> Work to complete
Filter this material down to the lines that hold "score", copying each one.

> Record extracts
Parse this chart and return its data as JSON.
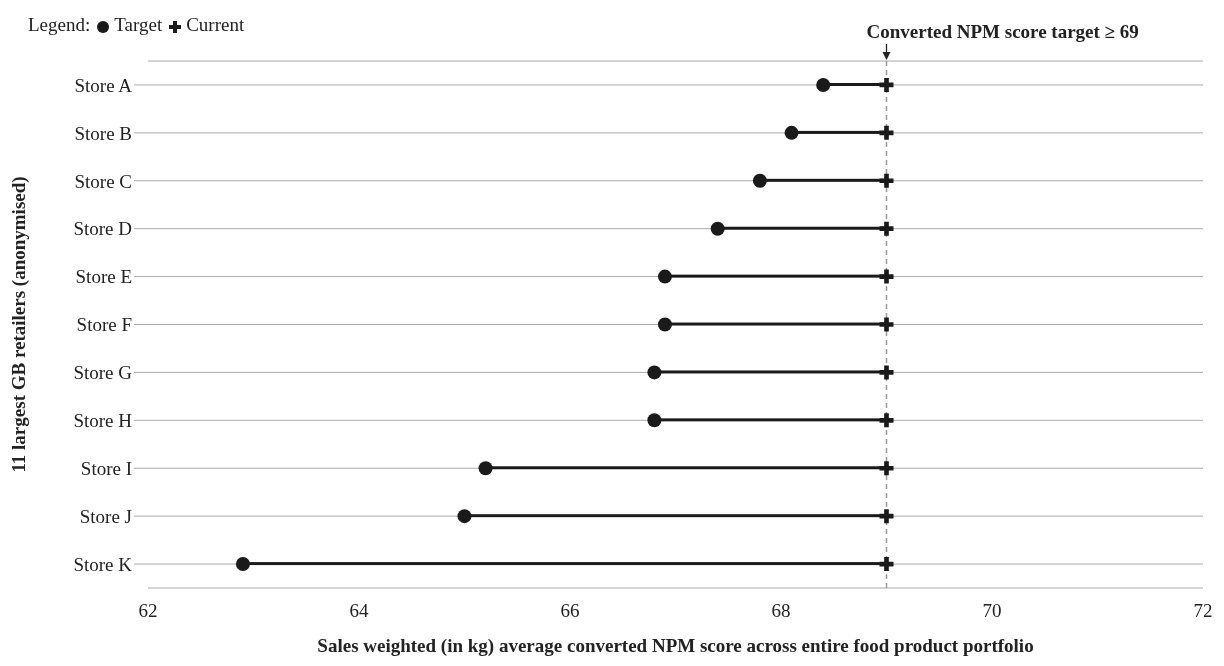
{
  "chart_data": {
    "type": "lollipop",
    "orientation": "horizontal",
    "xlabel": "Sales weighted (in kg) average converted NPM score across entire food product portfolio",
    "ylabel": "11 largest GB retailers (anonymised)",
    "legend_title": "Legend:",
    "legend": "top left",
    "grid": "y",
    "categories": [
      "Store A",
      "Store B",
      "Store C",
      "Store D",
      "Store E",
      "Store F",
      "Store G",
      "Store H",
      "Store I",
      "Store J",
      "Store K"
    ],
    "series": [
      {
        "name": "Target",
        "color": "#1a1a1a",
        "marker": "circle",
        "values": [
          68.4,
          68.1,
          67.8,
          67.4,
          66.9,
          66.9,
          66.8,
          66.8,
          65.2,
          65.0,
          62.9
        ]
      },
      {
        "name": "Current",
        "color": "#1a1a1a",
        "marker": "cross",
        "values": [
          69,
          69,
          69,
          69,
          69,
          69,
          69,
          69,
          69,
          69,
          69
        ]
      }
    ],
    "xlim": [
      62,
      72
    ],
    "xticks": [
      62,
      64,
      66,
      68,
      70,
      72
    ],
    "ref_lines": [
      {
        "axis": "x",
        "value": 69,
        "label": "Converted NPM score target ≥ 69",
        "color": "#999999",
        "line_style": "dashed"
      }
    ]
  }
}
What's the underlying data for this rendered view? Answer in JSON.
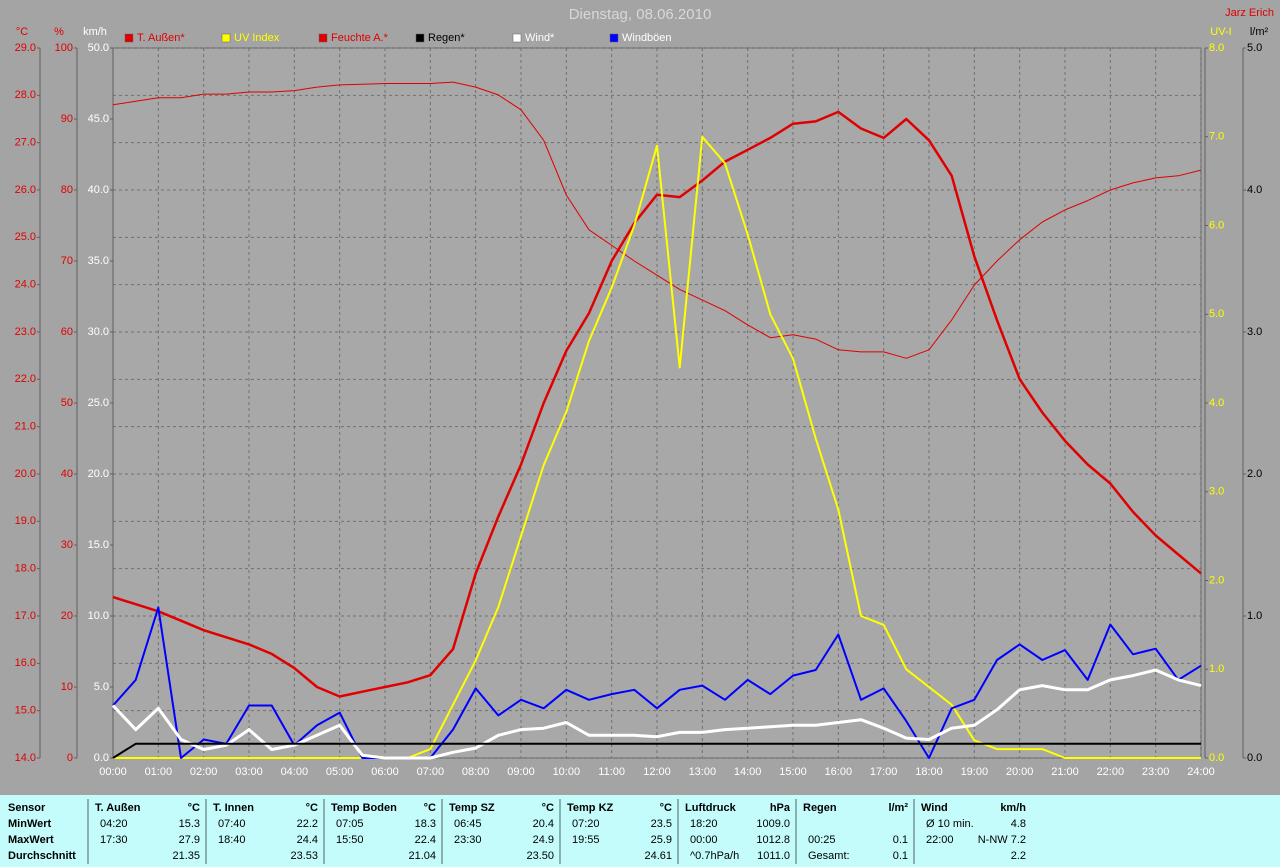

> Result
    "xlabel": "Sales weighted (in kg) average converted NPM score across entire food product portfolio",
        "label": "Converted NPM score target ≥ 69",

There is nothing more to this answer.